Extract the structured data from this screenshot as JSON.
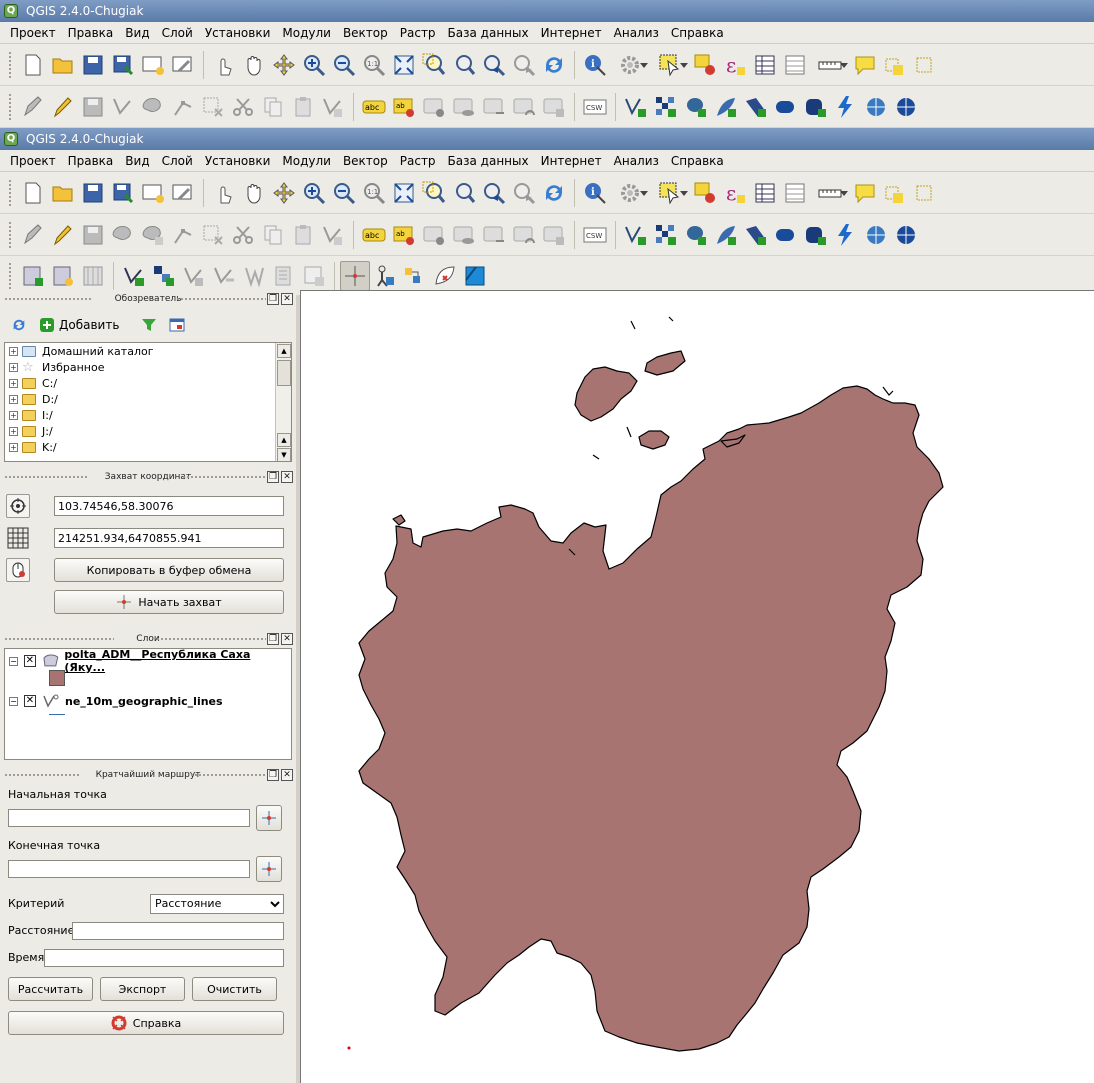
{
  "app": {
    "title": "QGIS 2.4.0-Chugiak"
  },
  "menu": [
    "Проект",
    "Правка",
    "Вид",
    "Слой",
    "Установки",
    "Модули",
    "Вектор",
    "Растр",
    "База данных",
    "Интернет",
    "Анализ",
    "Справка"
  ],
  "browser": {
    "title": "Обозреватель",
    "add_label": "Добавить",
    "items": [
      "Домашний каталог",
      "Избранное",
      "C:/",
      "D:/",
      "I:/",
      "J:/",
      "K:/"
    ]
  },
  "coord_capture": {
    "title": "Захват координат",
    "geo_value": "103.74546,58.30076",
    "proj_value": "214251.934,6470855.941",
    "copy_label": "Копировать в буфер обмена",
    "start_label": "Начать захват"
  },
  "layers": {
    "title": "Слои",
    "items": [
      {
        "name": "polta_ADM__Республика Саха (Яку...",
        "fill": "#a87472"
      },
      {
        "name": "ne_10m_geographic_lines",
        "fill": "#3a6db0"
      }
    ]
  },
  "route": {
    "title": "Кратчайший маршрут",
    "start_label": "Начальная точка",
    "end_label": "Конечная точка",
    "criterion_label": "Критерий",
    "criterion_value": "Расстояние",
    "distance_label": "Расстояние",
    "time_label": "Время",
    "calc_label": "Рассчитать",
    "export_label": "Экспорт",
    "clear_label": "Очистить",
    "help_label": "Справка"
  },
  "map": {
    "polygon_fill": "#a87472",
    "outline": "#000000"
  }
}
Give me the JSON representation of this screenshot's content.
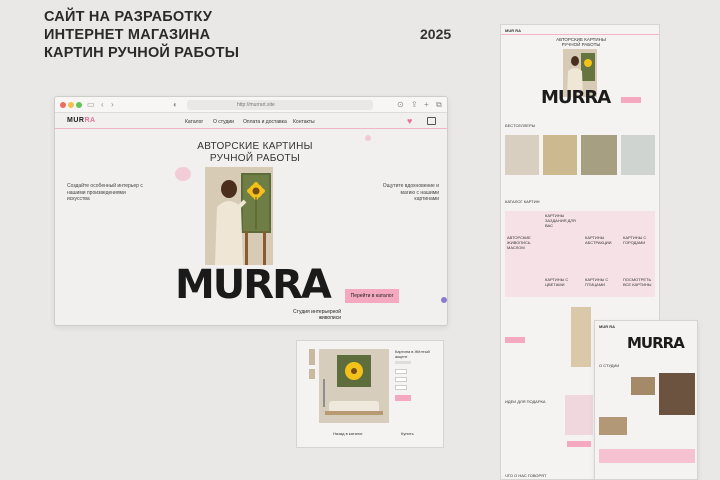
{
  "headline": "Сайт на разработку интернет магазина картин ручной работы",
  "year": "2025",
  "browser": {
    "url": "http://murrart.site",
    "logo_main": "MUR",
    "logo_accent": "RA",
    "nav": [
      "Каталог",
      "О студии",
      "Оплата и доставка",
      "Контакты"
    ],
    "hero_title": "АВТОРСКИЕ КАРТИНЫ РУЧНОЙ РАБОТЫ",
    "left_text": "Создайте особенный интерьер с нашими произведениями искусства",
    "right_text": "Ощутите вдохновение и магию с нашими картинами",
    "brand": "MURRA",
    "studio": "Студия интерьерной живописи",
    "cta": "Перейти в каталог"
  },
  "product_page": {
    "title": "Картина в Жёлтый акцент",
    "left_link": "Назад в каталог",
    "right_link": "Купить"
  },
  "tall_mock": {
    "logo": "MUR RA",
    "hero_title": "АВТОРСКИЕ КАРТИНЫ РУЧНОЙ РАБОТЫ",
    "brand": "MURRA",
    "bestsellers": "БЕСТСЕЛЛЕРЫ",
    "catalog": "КАТАЛОГ КАРТИН",
    "catalog_items": [
      "АВТОРСКИЕ ЖИВОПИСЬ МАСЛОМ",
      "КАРТИНЫ ЗАЗДАНИЯ ДЛЯ ВАС",
      "КАРТИНЫ АБСТРАКЦИИ",
      "КАРТИНЫ С ГОРОДАМИ",
      "КАРТИНЫ С ЦВЕТАМИ",
      "КАРТИНЫ С ПТИЦАМИ",
      "ПОСМОТРЕТЬ ВСЕ КАРТИНЫ"
    ],
    "gift": "ИДЕИ ДЛЯ ПОДАРКА",
    "reviews": "ЧТО О НАС ГОВОРЯТ"
  },
  "about_mock": {
    "logo": "MUR RA",
    "brand": "MURRA",
    "section": "О СТУДИИ"
  },
  "colors": {
    "accent": "#f4a9c1",
    "logo_accent": "#e6739a",
    "background": "#e9e8e6"
  }
}
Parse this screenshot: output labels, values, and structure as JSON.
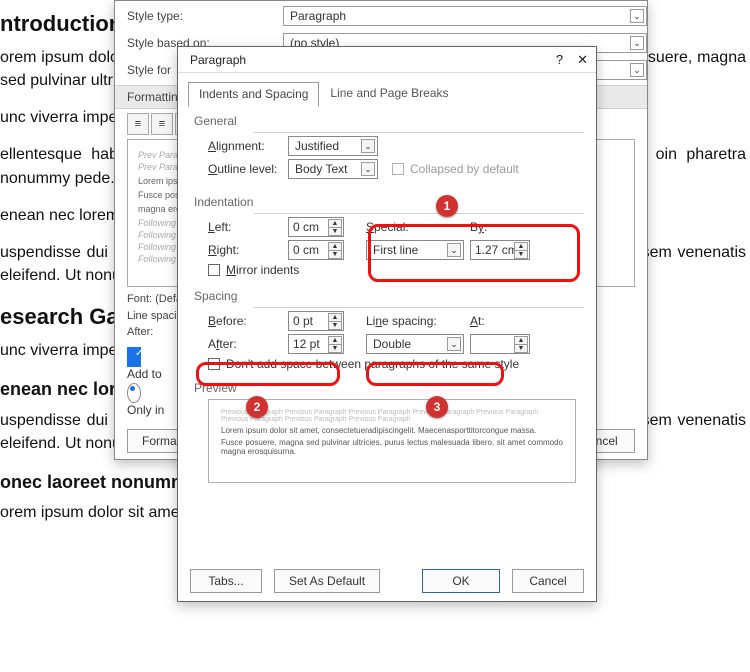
{
  "document": {
    "h1": "ntroduction",
    "p1": "orem ipsum dolor sit amet, consectetuer adipiscing elit. Maecenas porttitor congue usce  posuere, magna sed pulvinar ultricies, purus lectus malesuada libero, sit ommodo magna eros quis urna.",
    "p2": "unc viverra imperdiet enim. Fusce est. Vivamus a tellus.",
    "p3": "ellentesque habitant morbi tristique senectus et netus et malesuada fames ac turpis oin pharetra nonummy pede. Mauris et orci.",
    "p4": "enean nec lorem. In porttitor. Donec laoreet nonummy augue.",
    "p5": "uspendisse  dui  purus,  scelerisque  at,  vulputate  vitae,  pretium  mattis,  nunc.  Mau eque at sem venenatis eleifend. Ut nonummy.",
    "h2": "esearch Gap, Aims & Objectives",
    "p6": "unc viverra imperdiet enim. Fusce est. Vivamus a tellus.",
    "h3": "enean nec lorem",
    "p7": "uspendisse dui purus, scelerisque at, vulputate vitae, pretium mattis, nunc. Mau eque at sem venenatis eleifend. Ut nonummy.",
    "h4": "onec laoreet nonummy augue",
    "p8": "orem ipsum dolor sit amet, consectetuer adipiscing elit. Maecenas porttitor congue"
  },
  "modifyStyle": {
    "styleTypeLabel": "Style type:",
    "styleTypeValue": "Paragraph",
    "styleBasedLabel": "Style based on:",
    "styleBasedValue": "(no style)",
    "styleForLabel": "Style for",
    "formattingLabel": "Formatting",
    "fontLine": "Font: (Default) +Body (Times New Roman)",
    "lineLine": "Line spacing:",
    "afterLine": "After:",
    "prev_header": "Prev Para",
    "prev_lorem": "Lorem ipsum dolor sit amet, consectetuer adipiscing elit.",
    "prev_fusce": "Fusce posuere, magna sed pulvinar",
    "prev_magna": "magna eros quis urna.",
    "prev_foll": "Following Paragraph",
    "addTo": "Add to",
    "onlyIn": "Only in",
    "formatBtn": "Format",
    "cancelBtn": "Cancel"
  },
  "paragraph": {
    "title": "Paragraph",
    "help": "?",
    "close": "✕",
    "tab1": "Indents and Spacing",
    "tab2": "Line and Page Breaks",
    "general": "General",
    "alignmentLabel": "Alignment:",
    "alignmentValue": "Justified",
    "outlineLabel": "Outline level:",
    "outlineValue": "Body Text",
    "collapsed": "Collapsed by default",
    "indentation": "Indentation",
    "leftLabel": "Left:",
    "leftValue": "0 cm",
    "rightLabel": "Right:",
    "rightValue": "0 cm",
    "specialLabel": "Special:",
    "specialValue": "First line",
    "byLabel": "By:",
    "byValue": "1.27 cm",
    "mirror": "Mirror indents",
    "spacing": "Spacing",
    "beforeLabel": "Before:",
    "beforeValue": "0 pt",
    "afterLabel": "After:",
    "afterValue": "12 pt",
    "lineSpacingLabel": "Line spacing:",
    "lineSpacingValue": "Double",
    "atLabel": "At:",
    "atValue": "",
    "dontAdd": "Don't add space between paragraphs of the same style",
    "preview": "Preview",
    "prevGrey": "Previous Paragraph Previous Paragraph Previous Paragraph Previous Paragraph Previous Paragraph Previous Paragraph Previous Paragraph Previous Paragraph",
    "prevBody1": "Lorem ipsum dolor sit amet, consectetueradipiscingelit. Maecenasporttitorcongue massa.",
    "prevBody2": "Fusce posuere, magna sed pulvinar ultricies, purus lectus malesuada libero, sit amet commodo magna erosquisurna.",
    "tabsBtn": "Tabs...",
    "defaultBtn": "Set As Default",
    "okBtn": "OK",
    "cancelBtn": "Cancel"
  },
  "callouts": {
    "one": "1",
    "two": "2",
    "three": "3"
  }
}
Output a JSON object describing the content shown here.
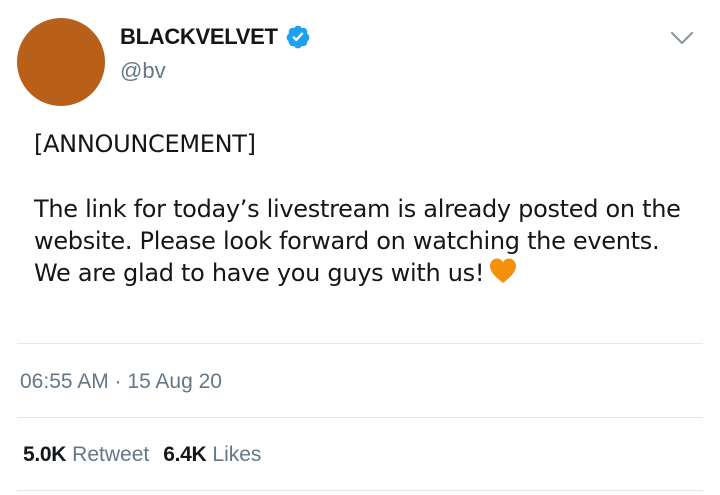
{
  "tweet": {
    "author": {
      "display_name": "BLACKVELVET",
      "handle": "@bv",
      "verified": true,
      "avatar_color": "#b85f1a"
    },
    "body": {
      "line1": "[ANNOUNCEMENT]",
      "line2": "The link for today’s livestream is already posted on the website. Please look forward on watching the events. We are glad to have you guys with us!",
      "emoji": "orange-heart-icon"
    },
    "timestamp": "06:55 AM · 15 Aug 20",
    "stats": {
      "retweets_count": "5.0K",
      "retweets_label": "Retweet",
      "likes_count": "6.4K",
      "likes_label": "Likes"
    }
  },
  "colors": {
    "text_primary": "#14171a",
    "text_secondary": "#657786",
    "verified_blue": "#1da1f2",
    "divider": "#e1e8ed",
    "heart_orange": "#f4900c"
  }
}
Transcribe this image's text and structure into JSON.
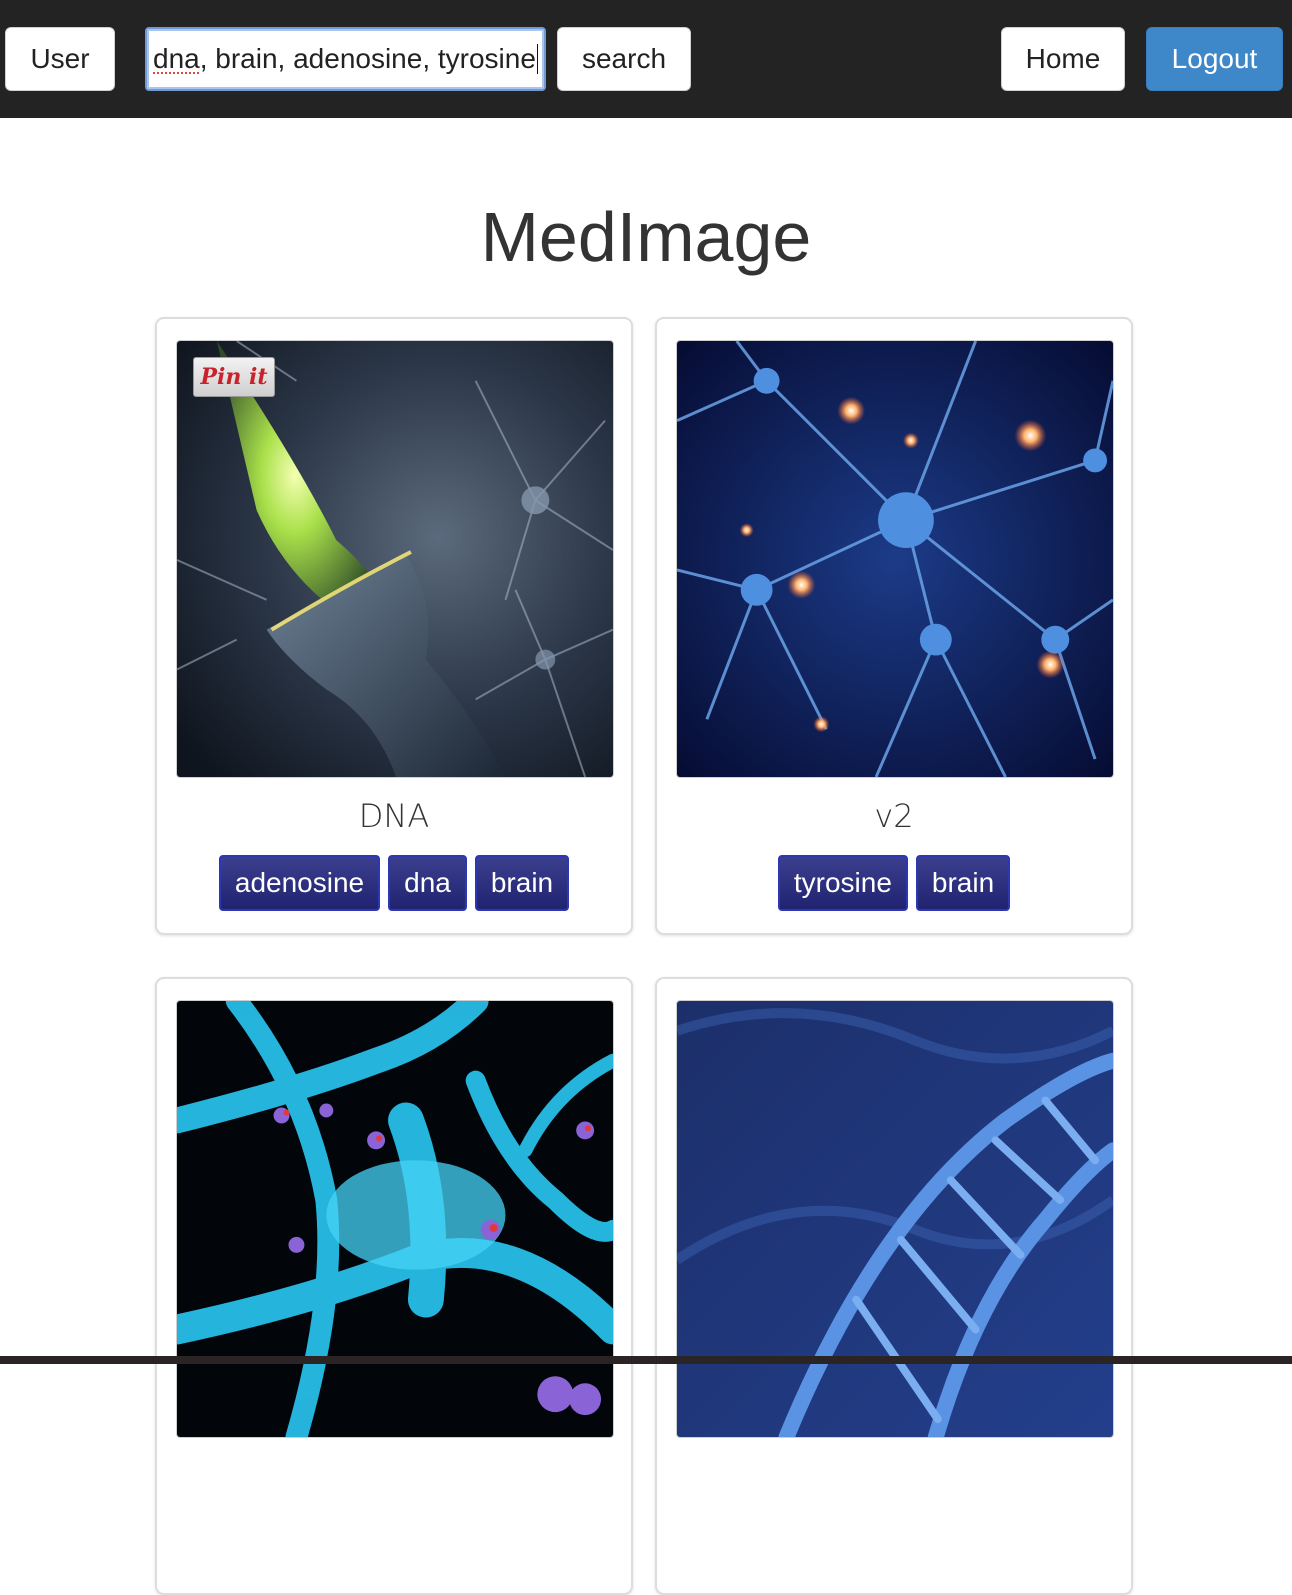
{
  "navbar": {
    "user_label": "User",
    "search": {
      "value_misspelled": "dna",
      "value_rest": ", brain, adenosine, tyrosine"
    },
    "search_label": "search",
    "home_label": "Home",
    "logout_label": "Logout",
    "logout_color": "#3e87c8"
  },
  "page": {
    "title": "MedImage"
  },
  "cards": [
    {
      "title": "DNA",
      "pin_label": "Pin it",
      "image": "synapse-glow-image",
      "tags": [
        "adenosine",
        "dna",
        "brain"
      ]
    },
    {
      "title": "v2",
      "image": "neuron-network-image",
      "tags": [
        "tyrosine",
        "brain"
      ]
    },
    {
      "title": "",
      "image": "cyan-synapse-image",
      "tags": []
    },
    {
      "title": "",
      "image": "dna-helix-image",
      "tags": []
    }
  ],
  "colors": {
    "tag_bg": "#262a7a",
    "tag_border": "#2d37b5",
    "navbar_bg": "#232323"
  }
}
=-=-=-=-=
Instructions to follow » Each line in the material either holds the string "vulputate" or does not. State how many do, and nothing else.

The completed task » 2